Extracts from a graphics dataset:
——————

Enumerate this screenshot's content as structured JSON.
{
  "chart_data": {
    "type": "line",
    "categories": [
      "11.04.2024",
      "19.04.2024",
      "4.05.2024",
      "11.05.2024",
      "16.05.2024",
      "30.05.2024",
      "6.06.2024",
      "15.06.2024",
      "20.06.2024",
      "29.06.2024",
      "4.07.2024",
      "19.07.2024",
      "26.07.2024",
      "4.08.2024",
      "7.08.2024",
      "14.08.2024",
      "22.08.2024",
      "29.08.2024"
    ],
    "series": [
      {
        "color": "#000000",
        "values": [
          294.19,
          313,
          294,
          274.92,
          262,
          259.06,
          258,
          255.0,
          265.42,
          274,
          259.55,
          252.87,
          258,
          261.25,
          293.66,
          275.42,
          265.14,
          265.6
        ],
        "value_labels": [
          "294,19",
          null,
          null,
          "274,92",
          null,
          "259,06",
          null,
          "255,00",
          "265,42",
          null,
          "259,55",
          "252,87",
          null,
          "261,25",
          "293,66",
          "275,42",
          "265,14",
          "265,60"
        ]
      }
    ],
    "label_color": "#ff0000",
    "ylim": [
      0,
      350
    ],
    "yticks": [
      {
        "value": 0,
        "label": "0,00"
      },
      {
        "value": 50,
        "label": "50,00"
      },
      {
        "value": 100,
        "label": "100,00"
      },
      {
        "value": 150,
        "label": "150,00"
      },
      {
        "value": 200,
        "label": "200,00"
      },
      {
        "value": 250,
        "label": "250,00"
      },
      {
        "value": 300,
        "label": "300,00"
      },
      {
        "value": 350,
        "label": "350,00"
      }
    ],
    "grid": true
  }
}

——————

#### [Work required]
From the preceding material, extract every line exactly.

#### [Solution for this task]
Enumerate this screenshot's content as structured JSON.
{
  "chart_data": {
    "type": "line",
    "categories": [
      "11.04.2024",
      "19.04.2024",
      "4.05.2024",
      "11.05.2024",
      "16.05.2024",
      "30.05.2024",
      "6.06.2024",
      "15.06.2024",
      "20.06.2024",
      "29.06.2024",
      "4.07.2024",
      "19.07.2024",
      "26.07.2024",
      "4.08.2024",
      "7.08.2024",
      "14.08.2024",
      "22.08.2024",
      "29.08.2024"
    ],
    "series": [
      {
        "color": "#000000",
        "values": [
          294.19,
          313,
          294,
          274.92,
          262,
          259.06,
          258,
          255.0,
          265.42,
          274,
          259.55,
          252.87,
          258,
          261.25,
          293.66,
          275.42,
          265.14,
          265.6
        ],
        "value_labels": [
          "294,19",
          null,
          null,
          "274,92",
          null,
          "259,06",
          null,
          "255,00",
          "265,42",
          null,
          "259,55",
          "252,87",
          null,
          "261,25",
          "293,66",
          "275,42",
          "265,14",
          "265,60"
        ]
      }
    ],
    "label_color": "#ff0000",
    "ylim": [
      0,
      350
    ],
    "yticks": [
      {
        "value": 0,
        "label": "0,00"
      },
      {
        "value": 50,
        "label": "50,00"
      },
      {
        "value": 100,
        "label": "100,00"
      },
      {
        "value": 150,
        "label": "150,00"
      },
      {
        "value": 200,
        "label": "200,00"
      },
      {
        "value": 250,
        "label": "250,00"
      },
      {
        "value": 300,
        "label": "300,00"
      },
      {
        "value": 350,
        "label": "350,00"
      }
    ],
    "grid": true
  }
}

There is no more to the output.